Raw records:
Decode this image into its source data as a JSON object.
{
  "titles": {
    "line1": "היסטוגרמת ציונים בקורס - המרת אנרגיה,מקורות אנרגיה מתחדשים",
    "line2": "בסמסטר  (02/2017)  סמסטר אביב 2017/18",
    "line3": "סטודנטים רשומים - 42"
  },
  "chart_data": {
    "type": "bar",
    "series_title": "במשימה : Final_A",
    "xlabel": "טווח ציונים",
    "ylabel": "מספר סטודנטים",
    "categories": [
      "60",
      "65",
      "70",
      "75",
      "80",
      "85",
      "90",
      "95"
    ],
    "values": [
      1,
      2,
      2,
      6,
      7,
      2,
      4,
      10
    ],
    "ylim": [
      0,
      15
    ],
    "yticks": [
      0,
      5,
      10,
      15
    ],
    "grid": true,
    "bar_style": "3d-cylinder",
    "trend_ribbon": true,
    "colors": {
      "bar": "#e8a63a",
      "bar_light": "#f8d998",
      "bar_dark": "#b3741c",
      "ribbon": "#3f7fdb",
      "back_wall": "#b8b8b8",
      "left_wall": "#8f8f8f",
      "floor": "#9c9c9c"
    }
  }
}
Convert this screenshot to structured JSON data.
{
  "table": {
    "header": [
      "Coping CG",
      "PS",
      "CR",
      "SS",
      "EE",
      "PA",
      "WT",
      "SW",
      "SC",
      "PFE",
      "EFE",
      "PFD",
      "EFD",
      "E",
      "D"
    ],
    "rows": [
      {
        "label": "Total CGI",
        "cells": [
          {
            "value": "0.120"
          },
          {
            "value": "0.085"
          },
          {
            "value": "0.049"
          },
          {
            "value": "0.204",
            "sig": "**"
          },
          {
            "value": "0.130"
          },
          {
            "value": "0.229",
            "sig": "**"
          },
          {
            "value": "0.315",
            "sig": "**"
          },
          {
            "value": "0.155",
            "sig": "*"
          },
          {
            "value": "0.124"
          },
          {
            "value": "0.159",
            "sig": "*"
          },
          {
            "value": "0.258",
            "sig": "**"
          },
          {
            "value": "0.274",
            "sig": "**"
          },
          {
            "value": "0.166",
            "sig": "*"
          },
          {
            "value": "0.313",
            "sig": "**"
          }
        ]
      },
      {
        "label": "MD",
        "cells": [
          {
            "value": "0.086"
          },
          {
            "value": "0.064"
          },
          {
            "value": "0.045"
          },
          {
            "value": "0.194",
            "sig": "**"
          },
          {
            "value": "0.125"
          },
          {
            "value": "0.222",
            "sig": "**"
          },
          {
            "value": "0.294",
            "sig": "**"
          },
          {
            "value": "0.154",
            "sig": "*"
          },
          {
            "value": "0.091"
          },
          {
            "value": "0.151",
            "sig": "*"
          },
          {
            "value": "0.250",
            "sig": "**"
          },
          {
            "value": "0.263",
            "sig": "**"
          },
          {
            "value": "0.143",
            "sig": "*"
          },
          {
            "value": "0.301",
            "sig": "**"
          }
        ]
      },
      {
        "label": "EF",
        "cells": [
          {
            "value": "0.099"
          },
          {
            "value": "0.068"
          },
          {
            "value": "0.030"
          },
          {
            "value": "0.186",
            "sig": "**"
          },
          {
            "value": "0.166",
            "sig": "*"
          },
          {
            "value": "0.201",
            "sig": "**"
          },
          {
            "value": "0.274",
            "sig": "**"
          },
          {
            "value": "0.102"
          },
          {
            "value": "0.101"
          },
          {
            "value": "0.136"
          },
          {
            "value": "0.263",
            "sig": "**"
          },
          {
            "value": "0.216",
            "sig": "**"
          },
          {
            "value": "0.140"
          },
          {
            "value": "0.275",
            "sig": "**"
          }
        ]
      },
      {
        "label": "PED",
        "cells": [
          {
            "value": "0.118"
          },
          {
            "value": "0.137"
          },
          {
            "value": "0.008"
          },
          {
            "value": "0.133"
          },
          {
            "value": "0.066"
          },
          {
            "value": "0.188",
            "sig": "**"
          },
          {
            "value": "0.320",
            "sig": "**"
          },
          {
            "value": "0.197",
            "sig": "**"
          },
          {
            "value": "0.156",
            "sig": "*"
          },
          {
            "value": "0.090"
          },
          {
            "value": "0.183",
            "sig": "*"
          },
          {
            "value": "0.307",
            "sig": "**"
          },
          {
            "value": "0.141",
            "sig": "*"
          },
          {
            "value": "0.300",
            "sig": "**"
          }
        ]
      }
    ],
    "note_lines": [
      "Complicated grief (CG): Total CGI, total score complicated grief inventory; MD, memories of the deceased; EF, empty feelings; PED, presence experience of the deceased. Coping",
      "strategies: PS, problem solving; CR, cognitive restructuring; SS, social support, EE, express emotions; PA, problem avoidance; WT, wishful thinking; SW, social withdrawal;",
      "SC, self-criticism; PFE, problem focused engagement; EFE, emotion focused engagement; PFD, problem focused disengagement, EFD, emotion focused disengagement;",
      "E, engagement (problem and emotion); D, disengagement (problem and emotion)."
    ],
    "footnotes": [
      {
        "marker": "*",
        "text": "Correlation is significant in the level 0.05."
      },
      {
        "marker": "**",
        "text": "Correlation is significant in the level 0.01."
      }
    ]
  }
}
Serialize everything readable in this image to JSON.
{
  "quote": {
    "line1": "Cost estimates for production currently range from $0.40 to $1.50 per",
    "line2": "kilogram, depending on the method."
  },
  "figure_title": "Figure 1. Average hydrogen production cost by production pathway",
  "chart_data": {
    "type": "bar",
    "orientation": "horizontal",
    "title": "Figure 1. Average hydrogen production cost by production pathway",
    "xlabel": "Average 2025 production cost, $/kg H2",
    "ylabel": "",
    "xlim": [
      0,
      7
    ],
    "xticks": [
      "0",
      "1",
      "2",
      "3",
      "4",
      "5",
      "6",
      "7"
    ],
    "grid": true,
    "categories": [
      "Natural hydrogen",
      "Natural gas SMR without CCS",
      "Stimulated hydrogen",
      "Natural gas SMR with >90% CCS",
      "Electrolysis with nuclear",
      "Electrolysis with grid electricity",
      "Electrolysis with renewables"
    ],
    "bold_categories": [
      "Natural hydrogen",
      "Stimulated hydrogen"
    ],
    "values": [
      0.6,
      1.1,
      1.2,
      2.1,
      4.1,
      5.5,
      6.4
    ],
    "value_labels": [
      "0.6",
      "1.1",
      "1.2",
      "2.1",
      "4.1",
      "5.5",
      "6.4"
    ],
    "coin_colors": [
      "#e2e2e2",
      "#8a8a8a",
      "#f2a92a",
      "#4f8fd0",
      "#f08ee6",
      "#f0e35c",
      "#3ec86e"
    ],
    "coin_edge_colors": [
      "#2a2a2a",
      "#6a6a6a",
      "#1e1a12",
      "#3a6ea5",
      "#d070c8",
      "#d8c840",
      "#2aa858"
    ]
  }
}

Set problem:
Transcribe the entire listing above precisely.

Response to the exercise:
Decode this image into its source data as a JSON object.
{
  "titles": {
    "line1": "היסטוגרמת ציונים בקורס - המרת אנרגיה,מקורות אנרגיה מתחדשים",
    "line2": "בסמסטר  (02/2017)  סמסטר אביב 2017/18",
    "line3": "סטודנטים רשומים - 42"
  },
  "chart_data": {
    "type": "bar",
    "series_title": "במשימה : Final_A",
    "xlabel": "טווח ציונים",
    "ylabel": "מספר סטודנטים",
    "categories": [
      "60",
      "65",
      "70",
      "75",
      "80",
      "85",
      "90",
      "95"
    ],
    "values": [
      1,
      2,
      2,
      6,
      7,
      2,
      4,
      10
    ],
    "ylim": [
      0,
      15
    ],
    "yticks": [
      0,
      5,
      10,
      15
    ],
    "grid": true,
    "bar_style": "3d-cylinder",
    "trend_ribbon": true,
    "colors": {
      "bar": "#e8a63a",
      "bar_light": "#f8d998",
      "bar_dark": "#b3741c",
      "ribbon": "#3f7fdb",
      "back_wall": "#b8b8b8",
      "left_wall": "#8f8f8f",
      "floor": "#9c9c9c"
    }
  }
}
Convert this screenshot to structured JSON data.
{
  "table": {
    "header": [
      "Coping CG",
      "PS",
      "CR",
      "SS",
      "EE",
      "PA",
      "WT",
      "SW",
      "SC",
      "PFE",
      "EFE",
      "PFD",
      "EFD",
      "E",
      "D"
    ],
    "rows": [
      {
        "label": "Total CGI",
        "cells": [
          {
            "value": "0.120"
          },
          {
            "value": "0.085"
          },
          {
            "value": "0.049"
          },
          {
            "value": "0.204",
            "sig": "**"
          },
          {
            "value": "0.130"
          },
          {
            "value": "0.229",
            "sig": "**"
          },
          {
            "value": "0.315",
            "sig": "**"
          },
          {
            "value": "0.155",
            "sig": "*"
          },
          {
            "value": "0.124"
          },
          {
            "value": "0.159",
            "sig": "*"
          },
          {
            "value": "0.258",
            "sig": "**"
          },
          {
            "value": "0.274",
            "sig": "**"
          },
          {
            "value": "0.166",
            "sig": "*"
          },
          {
            "value": "0.313",
            "sig": "**"
          }
        ]
      },
      {
        "label": "MD",
        "cells": [
          {
            "value": "0.086"
          },
          {
            "value": "0.064"
          },
          {
            "value": "0.045"
          },
          {
            "value": "0.194",
            "sig": "**"
          },
          {
            "value": "0.125"
          },
          {
            "value": "0.222",
            "sig": "**"
          },
          {
            "value": "0.294",
            "sig": "**"
          },
          {
            "value": "0.154",
            "sig": "*"
          },
          {
            "value": "0.091"
          },
          {
            "value": "0.151",
            "sig": "*"
          },
          {
            "value": "0.250",
            "sig": "**"
          },
          {
            "value": "0.263",
            "sig": "**"
          },
          {
            "value": "0.143",
            "sig": "*"
          },
          {
            "value": "0.301",
            "sig": "**"
          }
        ]
      },
      {
        "label": "EF",
        "cells": [
          {
            "value": "0.099"
          },
          {
            "value": "0.068"
          },
          {
            "value": "0.030"
          },
          {
            "value": "0.186",
            "sig": "**"
          },
          {
            "value": "0.166",
            "sig": "*"
          },
          {
            "value": "0.201",
            "sig": "**"
          },
          {
            "value": "0.274",
            "sig": "**"
          },
          {
            "value": "0.102"
          },
          {
            "value": "0.101"
          },
          {
            "value": "0.136"
          },
          {
            "value": "0.263",
            "sig": "**"
          },
          {
            "value": "0.216",
            "sig": "**"
          },
          {
            "value": "0.140"
          },
          {
            "value": "0.275",
            "sig": "**"
          }
        ]
      },
      {
        "label": "PED",
        "cells": [
          {
            "value": "0.118"
          },
          {
            "value": "0.137"
          },
          {
            "value": "0.008"
          },
          {
            "value": "0.133"
          },
          {
            "value": "0.066"
          },
          {
            "value": "0.188",
            "sig": "**"
          },
          {
            "value": "0.320",
            "sig": "**"
          },
          {
            "value": "0.197",
            "sig": "**"
          },
          {
            "value": "0.156",
            "sig": "*"
          },
          {
            "value": "0.090"
          },
          {
            "value": "0.183",
            "sig": "*"
          },
          {
            "value": "0.307",
            "sig": "**"
          },
          {
            "value": "0.141",
            "sig": "*"
          },
          {
            "value": "0.300",
            "sig": "**"
          }
        ]
      }
    ],
    "note_lines": [
      "Complicated grief (CG): Total CGI, total score complicated grief inventory; MD, memories of the deceased; EF, empty feelings; PED, presence experience of the deceased. Coping",
      "strategies: PS, problem solving; CR, cognitive restructuring; SS, social support, EE, express emotions; PA, problem avoidance; WT, wishful thinking; SW, social withdrawal;",
      "SC, self-criticism; PFE, problem focused engagement; EFE, emotion focused engagement; PFD, problem focused disengagement, EFD, emotion focused disengagement;",
      "E, engagement (problem and emotion); D, disengagement (problem and emotion)."
    ],
    "footnotes": [
      {
        "marker": "*",
        "text": "Correlation is significant in the level 0.05."
      },
      {
        "marker": "**",
        "text": "Correlation is significant in the level 0.01."
      }
    ]
  }
}
Serialize everything readable in this image to JSON.
{
  "quote": {
    "line1": "Cost estimates for production currently range from $0.40 to $1.50 per",
    "line2": "kilogram, depending on the method."
  },
  "figure_title": "Figure 1. Average hydrogen production cost by production pathway",
  "chart_data": {
    "type": "bar",
    "orientation": "horizontal",
    "title": "Figure 1. Average hydrogen production cost by production pathway",
    "xlabel": "Average 2025 production cost, $/kg H2",
    "ylabel": "",
    "xlim": [
      0,
      7
    ],
    "xticks": [
      "0",
      "1",
      "2",
      "3",
      "4",
      "5",
      "6",
      "7"
    ],
    "grid": true,
    "categories": [
      "Natural hydrogen",
      "Natural gas SMR without CCS",
      "Stimulated hydrogen",
      "Natural gas SMR with >90% CCS",
      "Electrolysis with nuclear",
      "Electrolysis with grid electricity",
      "Electrolysis with renewables"
    ],
    "bold_categories": [
      "Natural hydrogen",
      "Stimulated hydrogen"
    ],
    "values": [
      0.6,
      1.1,
      1.2,
      2.1,
      4.1,
      5.5,
      6.4
    ],
    "value_labels": [
      "0.6",
      "1.1",
      "1.2",
      "2.1",
      "4.1",
      "5.5",
      "6.4"
    ],
    "coin_colors": [
      "#e2e2e2",
      "#8a8a8a",
      "#f2a92a",
      "#4f8fd0",
      "#f08ee6",
      "#f0e35c",
      "#3ec86e"
    ],
    "coin_edge_colors": [
      "#2a2a2a",
      "#6a6a6a",
      "#1e1a12",
      "#3a6ea5",
      "#d070c8",
      "#d8c840",
      "#2aa858"
    ]
  }
}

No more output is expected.